### SHORT TASK
Every line below is to be copied exactly, with the pictures left out.

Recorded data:
========================================================================

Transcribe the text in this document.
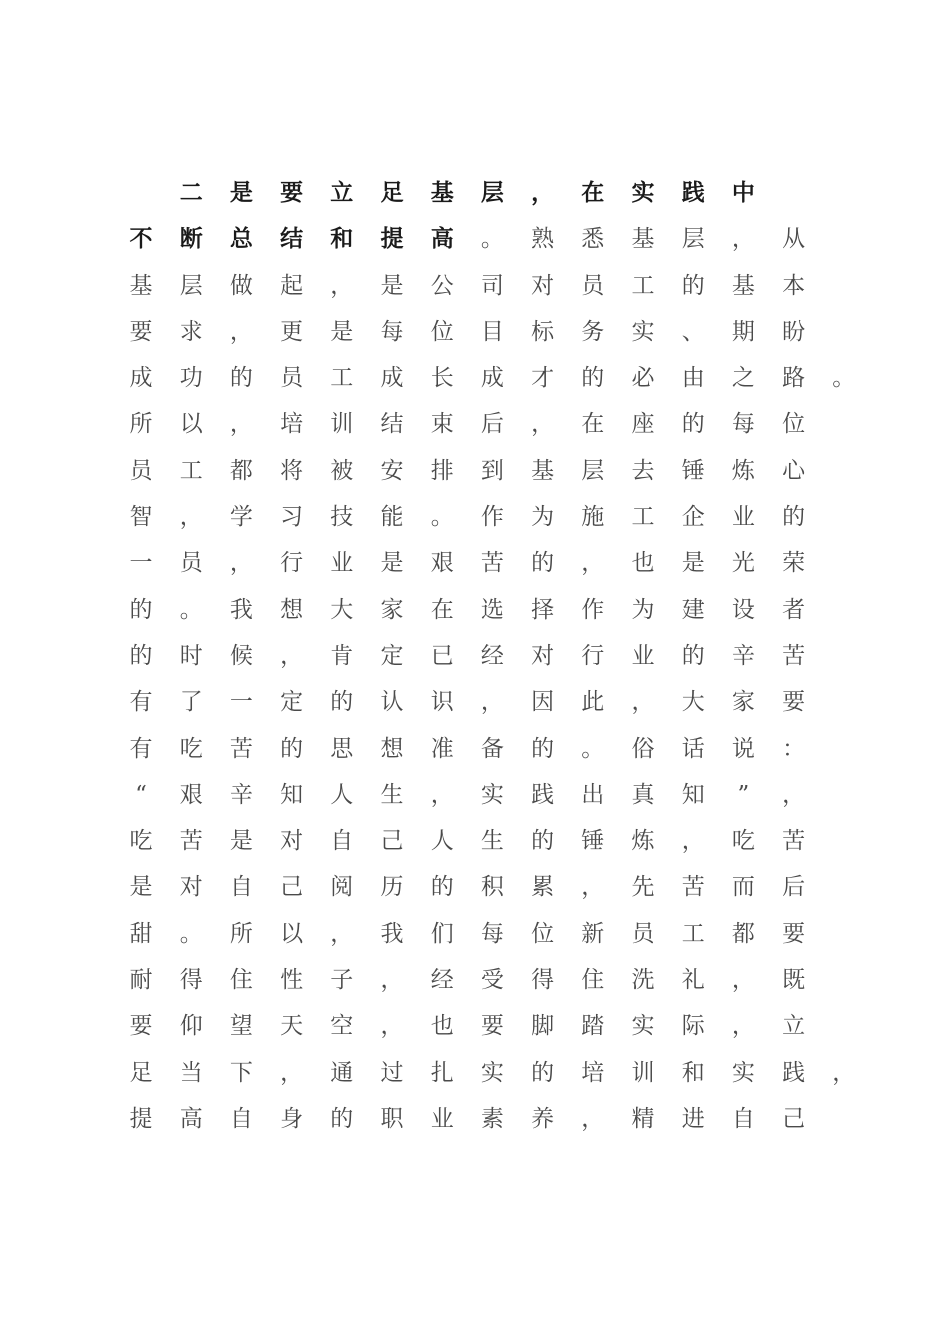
二	是	要	立	足	基	层	，	在	实	践	中
不	断	总	结	和	提	高	。	熟	悉	基	层	，	从
基	层	做	起	，	是	公	司	对	员	工	的	基	本
要	求	，	更	是	每	位	目	标	务	实	、	期	盼
成	功	的	员	工	成	长	成	才	的	必	由	之	路	。
所	以	，	培	训	结	束	后	，	在	座	的	每	位
员	工	都	将	被	安	排	到	基	层	去	锤	炼	心
智	，	学	习	技	能	。	作	为	施	工	企	业	的
一	员	，	行	业	是	艰	苦	的	，	也	是	光	荣
的	。	我	想	大	家	在	选	择	作	为	建	设	者
的	时	候	，	肯	定	已	经	对	行	业	的	辛	苦
有	了	一	定	的	认	识	，	因	此	，	大	家	要
有	吃	苦	的	思	想	准	备	的	。	俗	话	说	：
“	艰	辛	知	人	生	，	实	践	出	真	知	”	，
吃	苦	是	对	自	己	人	生	的	锤	炼	，	吃	苦
是	对	自	己	阅	历	的	积	累	，	先	苦	而	后
甜	。	所	以	，	我	们	每	位	新	员	工	都	要
耐	得	住	性	子	，	经	受	得	住	洗	礼	，	既
要	仰	望	天	空	，	也	要	脚	踏	实	际	，	立
足	当	下	，	通	过	扎	实	的	培	训	和	实	践	，
提	高	自	身	的	职	业	素	养	，	精	进	自	己
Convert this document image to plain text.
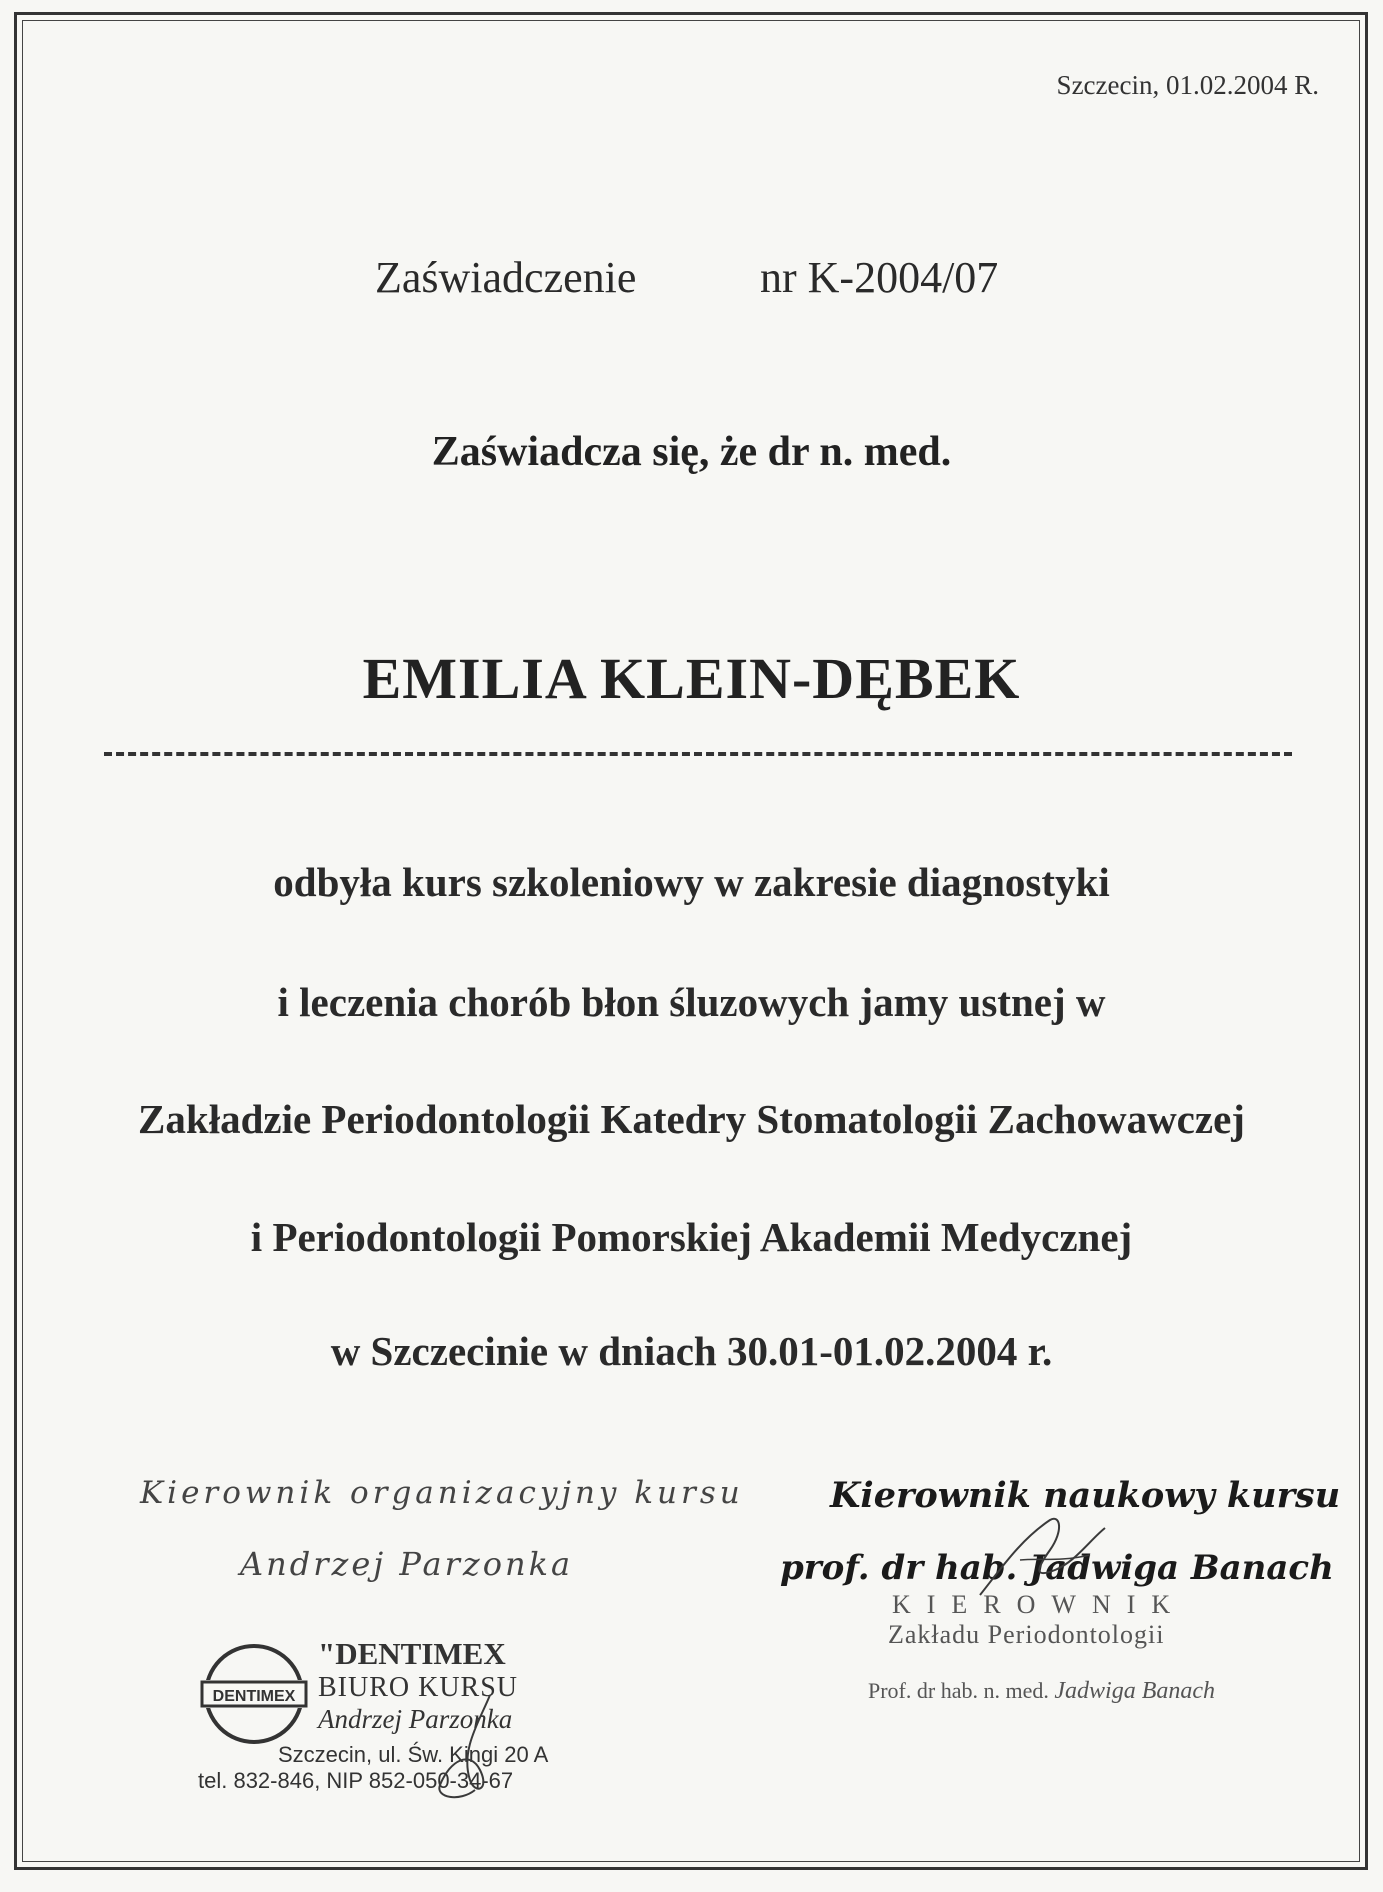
Szczecin, 01.02.2004 R.
Zaświadczenie	nr K-2004/07
Zaświadcza się, że dr n. med.
EMILIA KLEIN-DĘBEK
odbyła kurs szkoleniowy w zakresie diagnostyki
i leczenia chorób błon śluzowych jamy ustnej w
Zakładzie Periodontologii Katedry Stomatologii Zachowawczej
i Periodontologii Pomorskiej Akademii Medycznej
w Szczecinie w dniach 30.01-01.02.2004 r.
Kierownik organizacyjny kursu
Andrzej Parzonka
Kierownik naukowy kursu
prof. dr hab. Jadwiga Banach
KIEROWNIK
Zakładu Periodontologii
Prof. dr hab. n. med. Jadwiga Banach
DENTIMEX
"DENTIMEX
BIURO KURSU
Andrzej Parzonka
Szczecin, ul. Św. Kingi 20 A
tel. 832-846, NIP 852-050-34-67
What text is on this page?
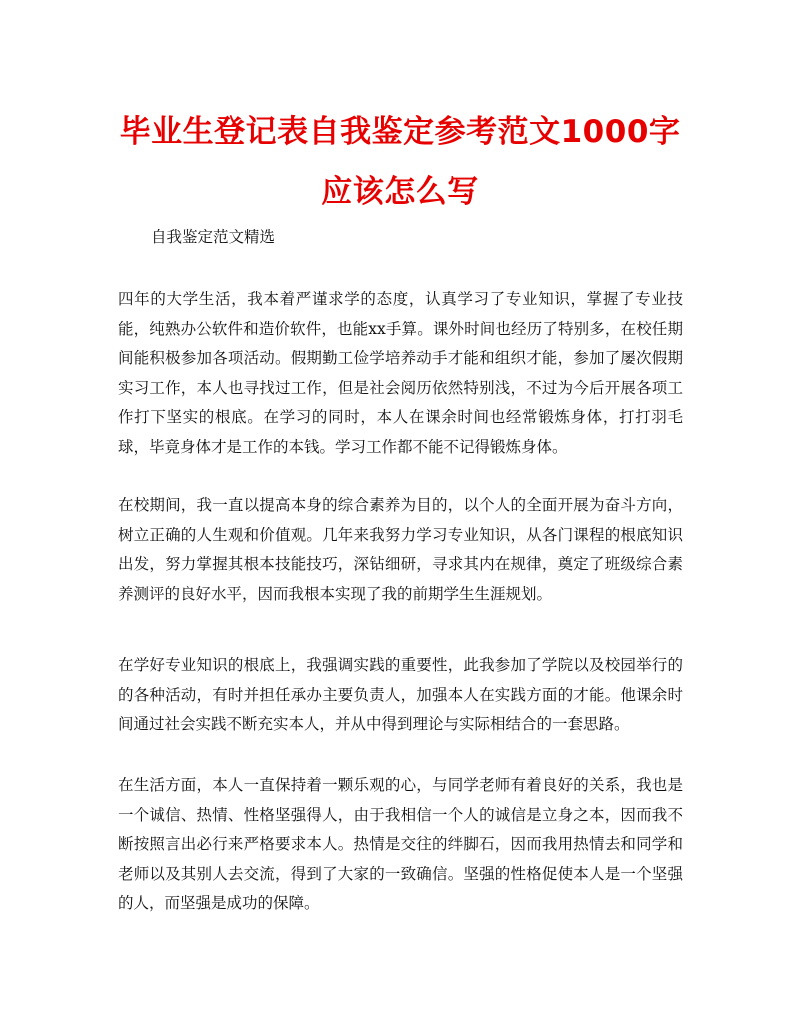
毕业生登记表自我鉴定参考范文1000字应该怎么写

自我鉴定范文精选

四年的大学生活，我本着严谨求学的态度，认真学习了专业知识，掌握了专业技能，纯熟办公软件和造价软件，也能xx手算。课外时间也经历了特别多，在校任期间能积极参加各项活动。假期勤工俭学培养动手才能和组织才能，参加了屡次假期实习工作，本人也寻找过工作，但是社会阅历依然特别浅，不过为今后开展各项工作打下坚实的根底。在学习的同时，本人在课余时间也经常锻炼身体，打打羽毛球，毕竟身体才是工作的本钱。学习工作都不能不记得锻炼身体。

在校期间，我一直以提高本身的综合素养为目的，以个人的全面开展为奋斗方向，树立正确的人生观和价值观。几年来我努力学习专业知识，从各门课程的根底知识出发，努力掌握其根本技能技巧，深钻细研，寻求其内在规律，奠定了班级综合素养测评的良好水平，因而我根本实现了我的前期学生生涯规划。

在学好专业知识的根底上，我强调实践的重要性，此我参加了学院以及校园举行的的各种活动，有时并担任承办主要负责人，加强本人在实践方面的才能。他课余时间通过社会实践不断充实本人，并从中得到理论与实际相结合的一套思路。

在生活方面，本人一直保持着一颗乐观的心，与同学老师有着良好的关系，我也是一个诚信、热情、性格坚强得人，由于我相信一个人的诚信是立身之本，因而我不断按照言出必行来严格要求本人。热情是交往的绊脚石，因而我用热情去和同学和老师以及其别人去交流，得到了大家的一致确信。坚强的性格促使本人是一个坚强的人，而坚强是成功的保障。
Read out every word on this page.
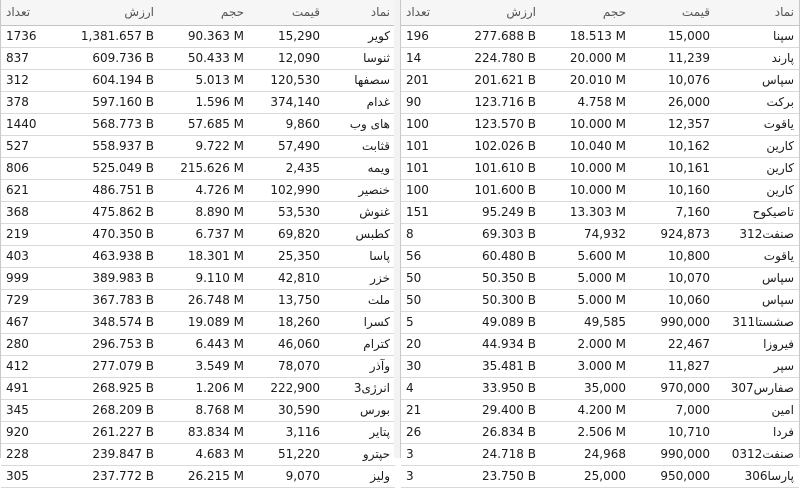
تعداد	ارزش	حجم	قیمت	نماد
1736	1,381.657 B	90.363 M	15,290	کویر
837	609.736 B	50.433 M	12,090	ثنوسا
312	604.194 B	5.013 M	120,530	سصفها
378	597.160 B	1.596 M	374,140	غدام
1440	568.773 B	57.685 M	9,860	های وب
527	558.937 B	9.722 M	57,490	قثابت
806	525.049 B	215.626 M	2,435	ویمه
621	486.751 B	4.726 M	102,990	خنصیر
368	475.862 B	8.890 M	53,530	غنوش
219	470.350 B	6.737 M	69,820	کطبس
403	463.938 B	18.301 M	25,350	پاسا
999	389.983 B	9.110 M	42,810	خزر
729	367.783 B	26.748 M	13,750	ملت
467	348.574 B	19.089 M	18,260	کسرا
280	296.753 B	6.443 M	46,060	کترام
412	277.079 B	3.549 M	78,070	وآذر
491	268.925 B	1.206 M	222,900	انرژی3
345	268.209 B	8.768 M	30,590	بورس
920	261.227 B	83.834 M	3,116	پتایر
228	239.847 B	4.683 M	51,220	حپترو
305	237.772 B	26.215 M	9,070	ولیز
تعداد	ارزش	حجم	قیمت	نماد
196	277.688 B	18.513 M	15,000	سپنا
14	224.780 B	20.000 M	11,239	پارند
201	201.621 B	20.010 M	10,076	سپاس
90	123.716 B	4.758 M	26,000	برکت
100	123.570 B	10.000 M	12,357	یاقوت
101	102.026 B	10.040 M	10,162	کارین
101	101.610 B	10.000 M	10,161	کارین
100	101.600 B	10.000 M	10,160	کارین
151	95.249 B	13.303 M	7,160	تاصیکوح
8	69.303 B	74,932	924,873	صنفت312
56	60.480 B	5.600 M	10,800	یاقوت
50	50.350 B	5.000 M	10,070	سپاس
50	50.300 B	5.000 M	10,060	سپاس
5	49.089 B	49,585	990,000	صشستا311
20	44.934 B	2.000 M	22,467	فیروزا
30	35.481 B	3.000 M	11,827	سپر
4	33.950 B	35,000	970,000	صفارس307
21	29.400 B	4.200 M	7,000	امین
26	26.834 B	2.506 M	10,710	فردا
3	24.718 B	24,968	990,000	صنفت0312
3	23.750 B	25,000	950,000	پارسا306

========================================================================

### FULL ANSWER
Transcribe the text in this document.
二	是	要	立	足	基	层	，	在	实	践	中
不	断	总	结	和	提	高	。	熟	悉	基	层	，	从
基	层	做	起	，	是	公	司	对	员	工	的	基	本
要	求	，	更	是	每	位	目	标	务	实	、	期	盼
成	功	的	员	工	成	长	成	才	的	必	由	之	路	。
所	以	，	培	训	结	束	后	，	在	座	的	每	位
员	工	都	将	被	安	排	到	基	层	去	锤	炼	心
智	，	学	习	技	能	。	作	为	施	工	企	业	的
一	员	，	行	业	是	艰	苦	的	，	也	是	光	荣
的	。	我	想	大	家	在	选	择	作	为	建	设	者
的	时	候	，	肯	定	已	经	对	行	业	的	辛	苦
有	了	一	定	的	认	识	，	因	此	，	大	家	要
有	吃	苦	的	思	想	准	备	的	。	俗	话	说	：
“	艰	辛	知	人	生	，	实	践	出	真	知	”	，
吃	苦	是	对	自	己	人	生	的	锤	炼	，	吃	苦
是	对	自	己	阅	历	的	积	累	，	先	苦	而	后
甜	。	所	以	，	我	们	每	位	新	员	工	都	要
耐	得	住	性	子	，	经	受	得	住	洗	礼	，	既
要	仰	望	天	空	，	也	要	脚	踏	实	际	，	立
足	当	下	，	通	过	扎	实	的	培	训	和	实	践	，
提	高	自	身	的	职	业	素	养	，	精	进	自	己
Convert this document image to plain text.
Szczecin, 01.02.2004 R.
Zaświadczenie	nr K-2004/07
Zaświadcza się, że dr n. med.
EMILIA KLEIN-DĘBEK
odbyła kurs szkoleniowy w zakresie diagnostyki
i leczenia chorób błon śluzowych jamy ustnej w
Zakładzie Periodontologii Katedry Stomatologii Zachowawczej
i Periodontologii Pomorskiej Akademii Medycznej
w Szczecinie w dniach 30.01-01.02.2004 r.
Kierownik organizacyjny kursu
Andrzej Parzonka
Kierownik naukowy kursu
prof. dr hab. Jadwiga Banach
KIEROWNIK
Zakładu Periodontologii
Prof. dr hab. n. med. Jadwiga Banach
DENTIMEX
"DENTIMEX
BIURO KURSU
Andrzej Parzonka
Szczecin, ul. Św. Kingi 20 A
tel. 832-846, NIP 852-050-34-67
What text is on this page?
毕业生登记表自我鉴定参考范文1000字应该怎么写

自我鉴定范文精选

四年的大学生活，我本着严谨求学的态度，认真学习了专业知识，掌握了专业技能，纯熟办公软件和造价软件，也能xx手算。课外时间也经历了特别多，在校任期间能积极参加各项活动。假期勤工俭学培养动手才能和组织才能，参加了屡次假期实习工作，本人也寻找过工作，但是社会阅历依然特别浅，不过为今后开展各项工作打下坚实的根底。在学习的同时，本人在课余时间也经常锻炼身体，打打羽毛球，毕竟身体才是工作的本钱。学习工作都不能不记得锻炼身体。

在校期间，我一直以提高本身的综合素养为目的，以个人的全面开展为奋斗方向，树立正确的人生观和价值观。几年来我努力学习专业知识，从各门课程的根底知识出发，努力掌握其根本技能技巧，深钻细研，寻求其内在规律，奠定了班级综合素养测评的良好水平，因而我根本实现了我的前期学生生涯规划。

在学好专业知识的根底上，我强调实践的重要性，此我参加了学院以及校园举行的的各种活动，有时并担任承办主要负责人，加强本人在实践方面的才能。他课余时间通过社会实践不断充实本人，并从中得到理论与实际相结合的一套思路。

在生活方面，本人一直保持着一颗乐观的心，与同学老师有着良好的关系，我也是一个诚信、热情、性格坚强得人，由于我相信一个人的诚信是立身之本，因而我不断按照言出必行来严格要求本人。热情是交往的绊脚石，因而我用热情去和同学和老师以及其别人去交流，得到了大家的一致确信。坚强的性格促使本人是一个坚强的人，而坚强是成功的保障。
Read out every word on this page.
تعداد	ارزش	حجم	قیمت	نماد
1736	1,381.657 B	90.363 M	15,290	کویر
837	609.736 B	50.433 M	12,090	ثنوسا
312	604.194 B	5.013 M	120,530	سصفها
378	597.160 B	1.596 M	374,140	غدام
1440	568.773 B	57.685 M	9,860	های وب
527	558.937 B	9.722 M	57,490	قثابت
806	525.049 B	215.626 M	2,435	ویمه
621	486.751 B	4.726 M	102,990	خنصیر
368	475.862 B	8.890 M	53,530	غنوش
219	470.350 B	6.737 M	69,820	کطبس
403	463.938 B	18.301 M	25,350	پاسا
999	389.983 B	9.110 M	42,810	خزر
729	367.783 B	26.748 M	13,750	ملت
467	348.574 B	19.089 M	18,260	کسرا
280	296.753 B	6.443 M	46,060	کترام
412	277.079 B	3.549 M	78,070	وآذر
491	268.925 B	1.206 M	222,900	انرژی3
345	268.209 B	8.768 M	30,590	بورس
920	261.227 B	83.834 M	3,116	پتایر
228	239.847 B	4.683 M	51,220	حپترو
305	237.772 B	26.215 M	9,070	ولیز
تعداد	ارزش	حجم	قیمت	نماد
196	277.688 B	18.513 M	15,000	سپنا
14	224.780 B	20.000 M	11,239	پارند
201	201.621 B	20.010 M	10,076	سپاس
90	123.716 B	4.758 M	26,000	برکت
100	123.570 B	10.000 M	12,357	یاقوت
101	102.026 B	10.040 M	10,162	کارین
101	101.610 B	10.000 M	10,161	کارین
100	101.600 B	10.000 M	10,160	کارین
151	95.249 B	13.303 M	7,160	تاصیکوح
8	69.303 B	74,932	924,873	صنفت312
56	60.480 B	5.600 M	10,800	یاقوت
50	50.350 B	5.000 M	10,070	سپاس
50	50.300 B	5.000 M	10,060	سپاس
5	49.089 B	49,585	990,000	صشستا311
20	44.934 B	2.000 M	22,467	فیروزا
30	35.481 B	3.000 M	11,827	سپر
4	33.950 B	35,000	970,000	صفارس307
21	29.400 B	4.200 M	7,000	امین
26	26.834 B	2.506 M	10,710	فردا
3	24.718 B	24,968	990,000	صنفت0312
3	23.750 B	25,000	950,000	پارسا306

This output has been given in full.